**PROBLEM DETAILS**.
Pull out every line below containing the word "WYDANIE".

Data entries:
▬▬▬▬▬▬

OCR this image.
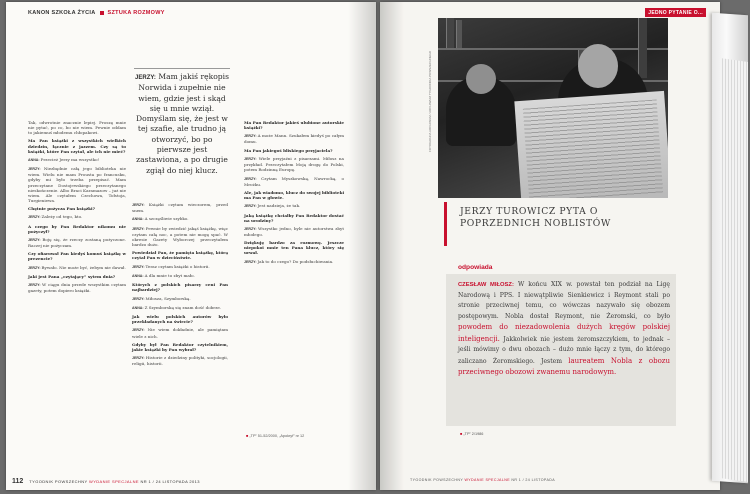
KANON SZKOŁA ŻYCIA SZTUKA ROZMOWY
JERZY: Mam jakiś rękopis Norwida i zupełnie nie wiem, gdzie jest i skąd się u mnie wziął. Domyślam się, że jest w tej szafie, ale trudno ją otworzyć, bo po pierwsze jest zastawiona, a po drugie zgiął do niej klucz.

Tak, odwrotnie znacznie lepiej. Proszę mnie nie pytać, po co, bo nie wiem. Pewnie oddam to jakiemuś młodemu chłopakowi.

Ma Pan książki z wszystkich wielkich dziedzin, łącznie z jazzem. Czy są to książki, które Pan czytał, ale ich nie mieć?

ANNA: Przecież Jerzy ma wszystko!

JERZY: Niezbędnie całą jego biblioteka nie wiem. Wielu nie mam Prousta po francusku, gdyby mi było trzeba przepisać. Mam przeczytane Dostojewskiego przeczytanego nieskończenie. Albo Braci Karamazow – już nie wiem. Ale czytałem Czechowa, Tołstoja, Turgieniewa.

Chętnie pożycza Pan książki?

JERZY: Zależy od tego, kto.

A czego by Pan Redaktor nikomu nie pożyczył?

JERZY: Boję się, że rzeczy zostaną pożyczone. Raczej nie pożyczam.

Czy ofiarował Pan kiedyś komuś książkę w prezencie?

JERZY: Bywało. Nie może być, żebym nie dawał.

Jaki jest Pana „czytający” sytem dnia?

JERZY: W ciągu dnia przede wszystkim czytam gazety, potem dopiero książki.

JERZY: Książki czytam wieczorem, przed snem.

ANNA: A szczęśliwie szybko.

JERZY: Pewnie by zwiedzić jakąś książkę, więc czytam całą noc, a potem nie mogę spać. W okresie Gazety Wyborczej przeczytałem bardzo dużo.

Powiedział Pan, że pamięta książkę, którą czytał Pan w dzieciństwie.

JERZY: Teraz czytam książki o historii.

ANNA: A dla mnie to zbyt mało.

Których z polskich pisarzy ceni Pan najbardziej?

JERZY: Miłosza, Szymborską.

ANNA: Z Szymborską się znam dość dobrze.

Jak wielu polskich autorów było przekładanych na świecie?

JERZY: Nie wiem dokładnie, ale pamiętam wiele z nich.

Gdyby był Pan Redaktor czytelnikiem, jakie książki by Pan wybrał?

JERZY: Historie z dziedziny polityki, socjologii, religii, historii.

Ma Pan Redaktor jakieś ulubione autorskie książki?

JERZY: A może Mann. Szukałem kiedyś po całym domu.

Ma Pan jakiegoś bliskiego przyjaciela?

JERZY: Wiele przyjaźni z pisarzami. Miłosz na przykład. Przeczytałem Moją drogę do Polski, potem Rodzinną Europę.

JERZY: Czytam Myszkowską, Nawrocką, o Mrożku.

Ale, jak wiadomo, klucz do swojej biblioteki ma Pan w głowie.

JERZY: Jest nadzieja, że tak.

Jaką książkę chciałby Pan Redaktor dostać na urodziny?

JERZY: Wszystko jedno, byle nie autorstwa zbyt młodego.

Dziękuję bardzo za rozmowę. Jeszcze niepokoi mnie ten Pana klucz, który się urwał.

JERZY: Jak to do czego? Do podsłuchiwania.

■ „TP” 51-52/2000, „Apokryf” nr 12
112 TYGODNIK POWSZECHNY WYDANIE SPECJALNE NR 1 / 24 LISTOPADA 2013
JEDNO PYTANIE O...
FOTOGRAFIA ARCHIWUM / ARCHIWUM TYGODNIKA POWSZECHNEGO
JERZY TUROWICZ PYTA O POPRZEDNICH NOBLISTÓW
odpowiada
CZESŁAW MIŁOSZ: W końcu XIX w. powstał ten podział na Ligę Narodową i PPS. I niewątpliwie Sienkiewicz i Reymont stali po stronie przeciwnej temu, co wówczas nazywało się obozem postępowym. Nobla dostał Reymont, nie Żeromski, co było powodem do niezadowolenia dużych kręgów polskiej inteligencji. Jakkolwiek nie jestem żeromszczykiem, to jednak – jeśli mówimy o dwu obozach – dużo mnie łączy z tym, do którego zaliczano Żeromskiego. Jestem laureatem Nobla z obozu przeciwnego obozowi zwanemu narodowym.
■ „TP” 2/1986
TYGODNIK POWSZECHNY WYDANIE SPECJALNE NR 1 / 24 LISTOPADA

▬▬▬▬▬▬

**SOLUTION**.
112 TYGODNIK POWSZECHNY WYDANIE SPECJALNE NR 1 / 24 LISTOPADA 2013
TYGODNIK POWSZECHNY WYDANIE SPECJALNE NR 1 / 24 LISTOPADA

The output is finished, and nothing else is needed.